• WRITTEN REQUEST
Without the pictures, return each record as it appears.

• GIVEN RECORDS
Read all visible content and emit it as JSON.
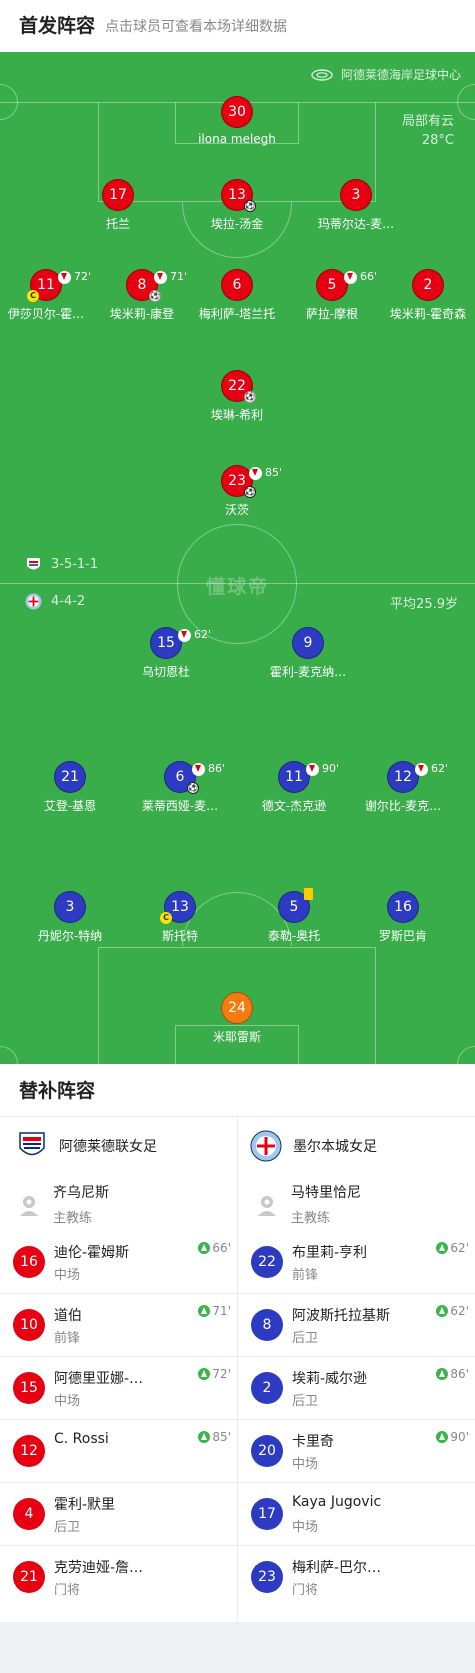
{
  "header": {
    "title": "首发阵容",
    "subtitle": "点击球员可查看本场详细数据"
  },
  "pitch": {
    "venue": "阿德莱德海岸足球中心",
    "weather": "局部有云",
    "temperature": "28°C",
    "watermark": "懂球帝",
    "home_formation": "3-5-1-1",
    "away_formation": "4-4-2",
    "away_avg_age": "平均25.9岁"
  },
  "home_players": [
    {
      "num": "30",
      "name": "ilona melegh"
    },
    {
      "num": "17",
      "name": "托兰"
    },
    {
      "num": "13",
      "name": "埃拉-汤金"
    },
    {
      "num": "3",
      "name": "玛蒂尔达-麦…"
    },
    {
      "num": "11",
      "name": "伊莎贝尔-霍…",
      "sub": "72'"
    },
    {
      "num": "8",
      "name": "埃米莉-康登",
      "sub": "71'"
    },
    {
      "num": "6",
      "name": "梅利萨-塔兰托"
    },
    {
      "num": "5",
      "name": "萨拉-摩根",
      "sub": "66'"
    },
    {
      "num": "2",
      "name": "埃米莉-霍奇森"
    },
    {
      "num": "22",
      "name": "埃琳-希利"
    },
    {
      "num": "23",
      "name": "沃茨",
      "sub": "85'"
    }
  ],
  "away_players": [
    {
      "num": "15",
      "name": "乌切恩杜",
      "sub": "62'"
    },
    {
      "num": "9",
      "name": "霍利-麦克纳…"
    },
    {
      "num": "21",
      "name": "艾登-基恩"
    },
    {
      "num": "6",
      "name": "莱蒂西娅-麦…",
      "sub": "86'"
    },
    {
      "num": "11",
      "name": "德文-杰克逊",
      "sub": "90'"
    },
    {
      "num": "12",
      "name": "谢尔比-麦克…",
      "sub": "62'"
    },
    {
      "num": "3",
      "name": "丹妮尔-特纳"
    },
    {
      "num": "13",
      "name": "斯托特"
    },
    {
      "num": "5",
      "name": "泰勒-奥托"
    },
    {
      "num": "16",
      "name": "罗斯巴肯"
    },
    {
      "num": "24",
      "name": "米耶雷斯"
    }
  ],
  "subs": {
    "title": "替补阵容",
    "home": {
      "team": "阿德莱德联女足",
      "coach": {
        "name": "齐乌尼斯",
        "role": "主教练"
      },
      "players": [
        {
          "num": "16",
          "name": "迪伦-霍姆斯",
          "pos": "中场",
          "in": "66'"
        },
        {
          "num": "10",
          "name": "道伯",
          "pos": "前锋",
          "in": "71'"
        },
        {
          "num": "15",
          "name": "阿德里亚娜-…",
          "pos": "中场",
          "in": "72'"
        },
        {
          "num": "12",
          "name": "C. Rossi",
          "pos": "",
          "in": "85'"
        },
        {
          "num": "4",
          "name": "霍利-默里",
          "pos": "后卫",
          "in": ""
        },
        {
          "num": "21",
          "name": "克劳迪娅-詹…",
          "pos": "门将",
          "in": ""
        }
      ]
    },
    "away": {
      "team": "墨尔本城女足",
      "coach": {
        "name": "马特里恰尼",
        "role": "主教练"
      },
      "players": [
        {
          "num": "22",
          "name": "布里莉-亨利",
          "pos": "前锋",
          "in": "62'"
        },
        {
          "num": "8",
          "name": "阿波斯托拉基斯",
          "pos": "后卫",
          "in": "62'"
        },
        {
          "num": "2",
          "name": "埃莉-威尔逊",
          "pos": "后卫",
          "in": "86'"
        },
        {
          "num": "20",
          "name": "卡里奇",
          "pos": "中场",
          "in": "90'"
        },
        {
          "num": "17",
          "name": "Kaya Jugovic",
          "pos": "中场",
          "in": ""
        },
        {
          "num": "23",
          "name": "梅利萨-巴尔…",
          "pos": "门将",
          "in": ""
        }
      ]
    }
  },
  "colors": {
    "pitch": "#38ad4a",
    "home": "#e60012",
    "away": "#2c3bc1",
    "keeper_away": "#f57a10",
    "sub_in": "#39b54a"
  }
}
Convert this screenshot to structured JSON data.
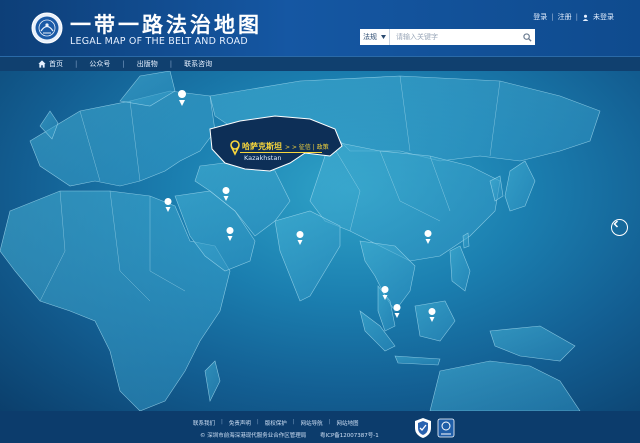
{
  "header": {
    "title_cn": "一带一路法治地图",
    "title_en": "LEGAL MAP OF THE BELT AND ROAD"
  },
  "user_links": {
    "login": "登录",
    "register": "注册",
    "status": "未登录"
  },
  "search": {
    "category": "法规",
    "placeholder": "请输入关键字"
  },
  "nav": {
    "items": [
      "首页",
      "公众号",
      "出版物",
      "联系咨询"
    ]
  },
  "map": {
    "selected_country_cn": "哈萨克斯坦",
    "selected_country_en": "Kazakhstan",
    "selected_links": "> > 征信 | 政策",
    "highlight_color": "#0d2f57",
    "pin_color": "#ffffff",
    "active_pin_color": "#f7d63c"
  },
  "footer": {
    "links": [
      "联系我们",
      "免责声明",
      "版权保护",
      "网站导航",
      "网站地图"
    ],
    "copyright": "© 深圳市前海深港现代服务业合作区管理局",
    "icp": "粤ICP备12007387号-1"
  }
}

• TASK ANSWER
Read all visible content and emit it as JSON.
{
  "header": {
    "title": "首发阵容",
    "subtitle": "点击球员可查看本场详细数据"
  },
  "pitch": {
    "venue": "阿德莱德海岸足球中心",
    "weather": "局部有云",
    "temperature": "28°C",
    "watermark": "懂球帝",
    "home_formation": "3-5-1-1",
    "away_formation": "4-4-2",
    "away_avg_age": "平均25.9岁"
  },
  "home_players": [
    {
      "num": "30",
      "name": "ilona melegh"
    },
    {
      "num": "17",
      "name": "托兰"
    },
    {
      "num": "13",
      "name": "埃拉-汤金"
    },
    {
      "num": "3",
      "name": "玛蒂尔达-麦…"
    },
    {
      "num": "11",
      "name": "伊莎贝尔-霍…",
      "sub": "72'"
    },
    {
      "num": "8",
      "name": "埃米莉-康登",
      "sub": "71'"
    },
    {
      "num": "6",
      "name": "梅利萨-塔兰托"
    },
    {
      "num": "5",
      "name": "萨拉-摩根",
      "sub": "66'"
    },
    {
      "num": "2",
      "name": "埃米莉-霍奇森"
    },
    {
      "num": "22",
      "name": "埃琳-希利"
    },
    {
      "num": "23",
      "name": "沃茨",
      "sub": "85'"
    }
  ],
  "away_players": [
    {
      "num": "15",
      "name": "乌切恩杜",
      "sub": "62'"
    },
    {
      "num": "9",
      "name": "霍利-麦克纳…"
    },
    {
      "num": "21",
      "name": "艾登-基恩"
    },
    {
      "num": "6",
      "name": "莱蒂西娅-麦…",
      "sub": "86'"
    },
    {
      "num": "11",
      "name": "德文-杰克逊",
      "sub": "90'"
    },
    {
      "num": "12",
      "name": "谢尔比-麦克…",
      "sub": "62'"
    },
    {
      "num": "3",
      "name": "丹妮尔-特纳"
    },
    {
      "num": "13",
      "name": "斯托特"
    },
    {
      "num": "5",
      "name": "泰勒-奥托"
    },
    {
      "num": "16",
      "name": "罗斯巴肯"
    },
    {
      "num": "24",
      "name": "米耶雷斯"
    }
  ],
  "subs": {
    "title": "替补阵容",
    "home": {
      "team": "阿德莱德联女足",
      "coach": {
        "name": "齐乌尼斯",
        "role": "主教练"
      },
      "players": [
        {
          "num": "16",
          "name": "迪伦-霍姆斯",
          "pos": "中场",
          "in": "66'"
        },
        {
          "num": "10",
          "name": "道伯",
          "pos": "前锋",
          "in": "71'"
        },
        {
          "num": "15",
          "name": "阿德里亚娜-…",
          "pos": "中场",
          "in": "72'"
        },
        {
          "num": "12",
          "name": "C. Rossi",
          "pos": "",
          "in": "85'"
        },
        {
          "num": "4",
          "name": "霍利-默里",
          "pos": "后卫",
          "in": ""
        },
        {
          "num": "21",
          "name": "克劳迪娅-詹…",
          "pos": "门将",
          "in": ""
        }
      ]
    },
    "away": {
      "team": "墨尔本城女足",
      "coach": {
        "name": "马特里恰尼",
        "role": "主教练"
      },
      "players": [
        {
          "num": "22",
          "name": "布里莉-亨利",
          "pos": "前锋",
          "in": "62'"
        },
        {
          "num": "8",
          "name": "阿波斯托拉基斯",
          "pos": "后卫",
          "in": "62'"
        },
        {
          "num": "2",
          "name": "埃莉-威尔逊",
          "pos": "后卫",
          "in": "86'"
        },
        {
          "num": "20",
          "name": "卡里奇",
          "pos": "中场",
          "in": "90'"
        },
        {
          "num": "17",
          "name": "Kaya Jugovic",
          "pos": "中场",
          "in": ""
        },
        {
          "num": "23",
          "name": "梅利萨-巴尔…",
          "pos": "门将",
          "in": ""
        }
      ]
    }
  },
  "colors": {
    "pitch": "#38ad4a",
    "home": "#e60012",
    "away": "#2c3bc1",
    "keeper_away": "#f57a10",
    "sub_in": "#39b54a"
  }
}
Convert this screenshot to structured JSON data.
{
  "header": {
    "title_cn": "一带一路法治地图",
    "title_en": "LEGAL MAP OF THE BELT AND ROAD"
  },
  "user_links": {
    "login": "登录",
    "register": "注册",
    "status": "未登录"
  },
  "search": {
    "category": "法规",
    "placeholder": "请输入关键字"
  },
  "nav": {
    "items": [
      "首页",
      "公众号",
      "出版物",
      "联系咨询"
    ]
  },
  "map": {
    "selected_country_cn": "哈萨克斯坦",
    "selected_country_en": "Kazakhstan",
    "selected_links": "> > 征信 | 政策",
    "highlight_color": "#0d2f57",
    "pin_color": "#ffffff",
    "active_pin_color": "#f7d63c"
  },
  "footer": {
    "links": [
      "联系我们",
      "免责声明",
      "版权保护",
      "网站导航",
      "网站地图"
    ],
    "copyright": "© 深圳市前海深港现代服务业合作区管理局",
    "icp": "粤ICP备12007387号-1"
  }
}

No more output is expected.